# WHAT THE TASK ASKS:
Transcribe the mailing-list message below about shame and humility in full, keeping every word, line and spelling unchanged.

MessageDear Cris , please unsubscribe me from the Constallation Talk group
thanks Margarete Koenning
----- Original Message -----
From: Chris Walsh
To: ConstellationTalk@xxxxxxxxxxxxxxx
Sent: Thursday, June 03, 2004 7:24 AM
Subject: Re: [ConstellationTalk] Forgiving versus Bowing
Thankyou Anne Marie,
your post reminds me to clarirfy. I
am not saying that to be humble that we need to feel ashamed all the time. I am
simply saying that humility is a natural consequence of a healthy relationship
with shame.
I once had a client who would either go into rage when shamed or become
depressed for a week and take to his bed oversleeping. When the latter happened
it was extremely diffficult for him to even remember the trigger of this toxic
shame. Once he identified the trigger he could deal with that trigger and with
support he could deal with the shame. He would often recover from days of
depression right in front of me in the therapy session.
Later this client began to develop healthy responses to shame:
One day he was driving with his 2 year old son as a passenger. He got
righteously angry at the inconsiderate driving of another driver and began
shouting vigorously, even though the situation had resolved. This upset his
little son who began crying. This shamed my client. The shame took all the wind
out of his anger. He was then able to redirect his energy to calming his son.
On another occasion he was very happy and playful when his wife came home
from work. She was not in a good mood and accused him of trying to annoy her.
Again the shame took the wind out of him. He withdrew for a few minutes and
then returned to his wife and stated calmly that he hadn't been trying to annoy
her, In fact he was in a good and playful mood. She then was able to agree that
she had returned home in a rotten mood. Shame not only helped him to come up
with a good response in terms of content, but also in terms of a calm tone of
voice and in terms of timing i.e. It made him wait.

# RECORDS:
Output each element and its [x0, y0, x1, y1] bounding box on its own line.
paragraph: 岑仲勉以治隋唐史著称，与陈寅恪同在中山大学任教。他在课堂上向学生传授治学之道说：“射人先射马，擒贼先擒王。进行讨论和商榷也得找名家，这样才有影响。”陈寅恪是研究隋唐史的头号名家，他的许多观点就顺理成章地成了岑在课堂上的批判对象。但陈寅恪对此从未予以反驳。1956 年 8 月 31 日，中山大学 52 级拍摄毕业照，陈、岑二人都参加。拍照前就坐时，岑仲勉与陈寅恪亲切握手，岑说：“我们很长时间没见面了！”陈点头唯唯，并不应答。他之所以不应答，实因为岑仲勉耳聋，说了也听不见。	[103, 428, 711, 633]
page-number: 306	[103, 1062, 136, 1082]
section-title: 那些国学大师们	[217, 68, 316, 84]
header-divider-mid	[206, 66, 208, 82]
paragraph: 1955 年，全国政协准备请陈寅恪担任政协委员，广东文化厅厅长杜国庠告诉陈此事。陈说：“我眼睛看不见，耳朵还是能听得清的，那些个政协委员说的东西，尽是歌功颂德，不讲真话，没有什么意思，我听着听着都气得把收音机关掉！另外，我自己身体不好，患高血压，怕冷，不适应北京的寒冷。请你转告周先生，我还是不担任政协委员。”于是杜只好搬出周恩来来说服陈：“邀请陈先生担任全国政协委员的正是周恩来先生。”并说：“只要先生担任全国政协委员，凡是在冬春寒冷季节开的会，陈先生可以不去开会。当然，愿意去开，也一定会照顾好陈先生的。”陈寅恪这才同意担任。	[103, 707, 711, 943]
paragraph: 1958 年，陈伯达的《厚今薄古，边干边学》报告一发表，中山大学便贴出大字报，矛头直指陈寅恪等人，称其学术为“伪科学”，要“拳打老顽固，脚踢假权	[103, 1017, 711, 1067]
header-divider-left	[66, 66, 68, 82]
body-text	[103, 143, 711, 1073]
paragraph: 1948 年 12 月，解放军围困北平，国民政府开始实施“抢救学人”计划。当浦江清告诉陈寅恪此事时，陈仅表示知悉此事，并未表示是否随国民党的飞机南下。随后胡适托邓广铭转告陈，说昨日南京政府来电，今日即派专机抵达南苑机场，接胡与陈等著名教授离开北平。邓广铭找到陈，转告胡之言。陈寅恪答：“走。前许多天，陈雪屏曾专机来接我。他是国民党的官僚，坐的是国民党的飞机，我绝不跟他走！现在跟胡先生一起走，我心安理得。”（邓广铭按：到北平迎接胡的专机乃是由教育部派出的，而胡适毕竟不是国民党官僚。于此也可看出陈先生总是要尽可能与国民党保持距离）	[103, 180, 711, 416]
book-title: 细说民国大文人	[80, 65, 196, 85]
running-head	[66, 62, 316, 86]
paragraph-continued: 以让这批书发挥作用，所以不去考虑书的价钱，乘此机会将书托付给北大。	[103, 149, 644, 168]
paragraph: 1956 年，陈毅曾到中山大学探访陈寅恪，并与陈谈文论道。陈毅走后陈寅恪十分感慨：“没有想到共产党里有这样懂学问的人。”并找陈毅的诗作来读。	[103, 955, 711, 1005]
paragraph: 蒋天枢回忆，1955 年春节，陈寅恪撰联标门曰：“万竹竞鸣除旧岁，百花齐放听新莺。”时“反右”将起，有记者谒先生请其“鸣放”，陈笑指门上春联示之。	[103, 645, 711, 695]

# EXPECTED ANSWER:
MessageDear Cris , please unsubscribe me from the Constallation Talk group
thanks Margarete Koenning
----- Original Message -----
From: Chris Walsh
To: ConstellationTalk@xxxxxxxxxxxxxxx
Sent: Thursday, June 03, 2004 7:24 AM
Subject: Re: [ConstellationTalk] Forgiving versus Bowing
Thankyou Anne Marie,
your post reminds me to clarirfy. I
am not saying that to be humble that we need to feel ashamed all the time. I am
simply saying that humility is a natural consequence of a healthy relationship
with shame.
I once had a client who would either go into rage when shamed or become
depressed for a week and take to his bed oversleeping. When the latter happened
it was extremely diffficult for him to even remember the trigger of this toxic
shame. Once he identified the trigger he could deal with that trigger and with
support he could deal with the shame. He would often recover from days of
depression right in front of me in the therapy session.
Later this client began to develop healthy responses to shame:
One day he was driving with his 2 year old son as a passenger. He got
righteously angry at the inconsiderate driving of another driver and began
shouting vigorously, even though the situation had resolved. This upset his
little son who began crying. This shamed my client. The shame took all the wind
out of his anger. He was then able to redirect his energy to calming his son.
On another occasion he was very happy and playful when his wife came home
from work. She was not in a good mood and accused him of trying to annoy her.
Again the shame took the wind out of him. He withdrew for a few minutes and
then returned to his wife and stated calmly that he hadn't been trying to annoy
her, In fact he was in a good and playful mood. She then was able to agree that
she had returned home in a rotten mood. Shame not only helped him to come up
with a good response in terms of content, but also in terms of a calm tone of
voice and in terms of timing i.e. It made him wait.